### GOAL
Extract the full listing below without altering a single character.

---------- DATA LISTING

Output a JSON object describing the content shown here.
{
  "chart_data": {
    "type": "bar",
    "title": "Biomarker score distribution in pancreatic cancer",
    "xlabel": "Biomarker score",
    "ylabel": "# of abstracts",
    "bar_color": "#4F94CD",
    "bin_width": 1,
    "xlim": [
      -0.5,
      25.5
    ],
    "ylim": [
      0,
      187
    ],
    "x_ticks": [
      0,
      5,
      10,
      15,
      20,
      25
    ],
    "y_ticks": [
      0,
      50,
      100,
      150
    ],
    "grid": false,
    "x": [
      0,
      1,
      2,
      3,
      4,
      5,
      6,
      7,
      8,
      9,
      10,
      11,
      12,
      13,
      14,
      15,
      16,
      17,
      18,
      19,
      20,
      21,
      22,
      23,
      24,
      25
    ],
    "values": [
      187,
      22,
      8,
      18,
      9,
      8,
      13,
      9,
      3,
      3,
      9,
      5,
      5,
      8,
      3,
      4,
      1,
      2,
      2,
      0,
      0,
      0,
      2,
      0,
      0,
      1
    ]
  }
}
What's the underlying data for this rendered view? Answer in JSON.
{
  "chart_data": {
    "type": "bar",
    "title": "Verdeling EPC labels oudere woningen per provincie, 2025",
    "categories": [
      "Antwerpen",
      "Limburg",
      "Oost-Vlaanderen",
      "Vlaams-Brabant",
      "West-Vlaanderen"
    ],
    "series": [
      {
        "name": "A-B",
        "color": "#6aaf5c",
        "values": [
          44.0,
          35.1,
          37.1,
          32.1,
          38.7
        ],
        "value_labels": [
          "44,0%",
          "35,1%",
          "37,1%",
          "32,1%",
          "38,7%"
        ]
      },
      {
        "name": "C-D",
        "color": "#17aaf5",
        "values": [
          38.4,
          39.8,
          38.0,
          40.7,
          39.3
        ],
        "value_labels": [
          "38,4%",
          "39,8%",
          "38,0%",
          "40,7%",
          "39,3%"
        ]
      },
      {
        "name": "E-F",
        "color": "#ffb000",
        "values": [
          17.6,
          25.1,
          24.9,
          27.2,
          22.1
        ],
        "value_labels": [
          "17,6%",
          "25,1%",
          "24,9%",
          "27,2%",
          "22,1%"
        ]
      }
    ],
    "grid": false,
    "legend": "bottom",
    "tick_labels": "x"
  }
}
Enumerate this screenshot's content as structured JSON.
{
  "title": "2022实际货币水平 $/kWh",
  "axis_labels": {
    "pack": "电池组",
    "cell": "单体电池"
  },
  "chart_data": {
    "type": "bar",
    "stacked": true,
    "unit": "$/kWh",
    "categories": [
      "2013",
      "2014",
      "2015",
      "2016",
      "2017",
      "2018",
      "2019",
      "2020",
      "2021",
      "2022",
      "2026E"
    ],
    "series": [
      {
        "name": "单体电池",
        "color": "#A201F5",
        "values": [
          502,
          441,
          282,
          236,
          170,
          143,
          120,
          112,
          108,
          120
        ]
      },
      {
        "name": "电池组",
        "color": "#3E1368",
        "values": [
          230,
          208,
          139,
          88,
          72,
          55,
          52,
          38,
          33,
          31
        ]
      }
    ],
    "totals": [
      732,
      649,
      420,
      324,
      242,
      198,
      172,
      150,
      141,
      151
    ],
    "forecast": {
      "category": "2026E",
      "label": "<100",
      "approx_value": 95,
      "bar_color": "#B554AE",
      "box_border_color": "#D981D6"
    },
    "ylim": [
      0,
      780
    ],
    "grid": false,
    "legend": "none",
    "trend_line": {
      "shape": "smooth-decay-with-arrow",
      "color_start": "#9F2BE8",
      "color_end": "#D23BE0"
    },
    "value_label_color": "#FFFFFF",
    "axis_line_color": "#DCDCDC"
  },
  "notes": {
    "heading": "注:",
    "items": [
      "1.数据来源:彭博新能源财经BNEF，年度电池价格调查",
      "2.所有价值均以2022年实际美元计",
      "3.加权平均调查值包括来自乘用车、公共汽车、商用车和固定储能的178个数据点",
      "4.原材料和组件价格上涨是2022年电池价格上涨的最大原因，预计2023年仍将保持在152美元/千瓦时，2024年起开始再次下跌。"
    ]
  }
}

--------------------

### RESULT OF THIS EXERCISE
Output a JSON object describing the content shown here.
{
  "chart_data": {
    "type": "bar",
    "title": "Biomarker score distribution in pancreatic cancer",
    "xlabel": "Biomarker score",
    "ylabel": "# of abstracts",
    "bar_color": "#4F94CD",
    "bin_width": 1,
    "xlim": [
      -0.5,
      25.5
    ],
    "ylim": [
      0,
      187
    ],
    "x_ticks": [
      0,
      5,
      10,
      15,
      20,
      25
    ],
    "y_ticks": [
      0,
      50,
      100,
      150
    ],
    "grid": false,
    "x": [
      0,
      1,
      2,
      3,
      4,
      5,
      6,
      7,
      8,
      9,
      10,
      11,
      12,
      13,
      14,
      15,
      16,
      17,
      18,
      19,
      20,
      21,
      22,
      23,
      24,
      25
    ],
    "values": [
      187,
      22,
      8,
      18,
      9,
      8,
      13,
      9,
      3,
      3,
      9,
      5,
      5,
      8,
      3,
      4,
      1,
      2,
      2,
      0,
      0,
      0,
      2,
      0,
      0,
      1
    ]
  }
}
What's the underlying data for this rendered view? Answer in JSON.
{
  "chart_data": {
    "type": "bar",
    "title": "Verdeling EPC labels oudere woningen per provincie, 2025",
    "categories": [
      "Antwerpen",
      "Limburg",
      "Oost-Vlaanderen",
      "Vlaams-Brabant",
      "West-Vlaanderen"
    ],
    "series": [
      {
        "name": "A-B",
        "color": "#6aaf5c",
        "values": [
          44.0,
          35.1,
          37.1,
          32.1,
          38.7
        ],
        "value_labels": [
          "44,0%",
          "35,1%",
          "37,1%",
          "32,1%",
          "38,7%"
        ]
      },
      {
        "name": "C-D",
        "color": "#17aaf5",
        "values": [
          38.4,
          39.8,
          38.0,
          40.7,
          39.3
        ],
        "value_labels": [
          "38,4%",
          "39,8%",
          "38,0%",
          "40,7%",
          "39,3%"
        ]
      },
      {
        "name": "E-F",
        "color": "#ffb000",
        "values": [
          17.6,
          25.1,
          24.9,
          27.2,
          22.1
        ],
        "value_labels": [
          "17,6%",
          "25,1%",
          "24,9%",
          "27,2%",
          "22,1%"
        ]
      }
    ],
    "grid": false,
    "legend": "bottom",
    "tick_labels": "x"
  }
}
Enumerate this screenshot's content as structured JSON.
{
  "title": "2022实际货币水平 $/kWh",
  "axis_labels": {
    "pack": "电池组",
    "cell": "单体电池"
  },
  "chart_data": {
    "type": "bar",
    "stacked": true,
    "unit": "$/kWh",
    "categories": [
      "2013",
      "2014",
      "2015",
      "2016",
      "2017",
      "2018",
      "2019",
      "2020",
      "2021",
      "2022",
      "2026E"
    ],
    "series": [
      {
        "name": "单体电池",
        "color": "#A201F5",
        "values": [
          502,
          441,
          282,
          236,
          170,
          143,
          120,
          112,
          108,
          120
        ]
      },
      {
        "name": "电池组",
        "color": "#3E1368",
        "values": [
          230,
          208,
          139,
          88,
          72,
          55,
          52,
          38,
          33,
          31
        ]
      }
    ],
    "totals": [
      732,
      649,
      420,
      324,
      242,
      198,
      172,
      150,
      141,
      151
    ],
    "forecast": {
      "category": "2026E",
      "label": "<100",
      "approx_value": 95,
      "bar_color": "#B554AE",
      "box_border_color": "#D981D6"
    },
    "ylim": [
      0,
      780
    ],
    "grid": false,
    "legend": "none",
    "trend_line": {
      "shape": "smooth-decay-with-arrow",
      "color_start": "#9F2BE8",
      "color_end": "#D23BE0"
    },
    "value_label_color": "#FFFFFF",
    "axis_line_color": "#DCDCDC"
  },
  "notes": {
    "heading": "注:",
    "items": [
      "1.数据来源:彭博新能源财经BNEF，年度电池价格调查",
      "2.所有价值均以2022年实际美元计",
      "3.加权平均调查值包括来自乘用车、公共汽车、商用车和固定储能的178个数据点",
      "4.原材料和组件价格上涨是2022年电池价格上涨的最大原因，预计2023年仍将保持在152美元/千瓦时，2024年起开始再次下跌。"
    ]
  }
}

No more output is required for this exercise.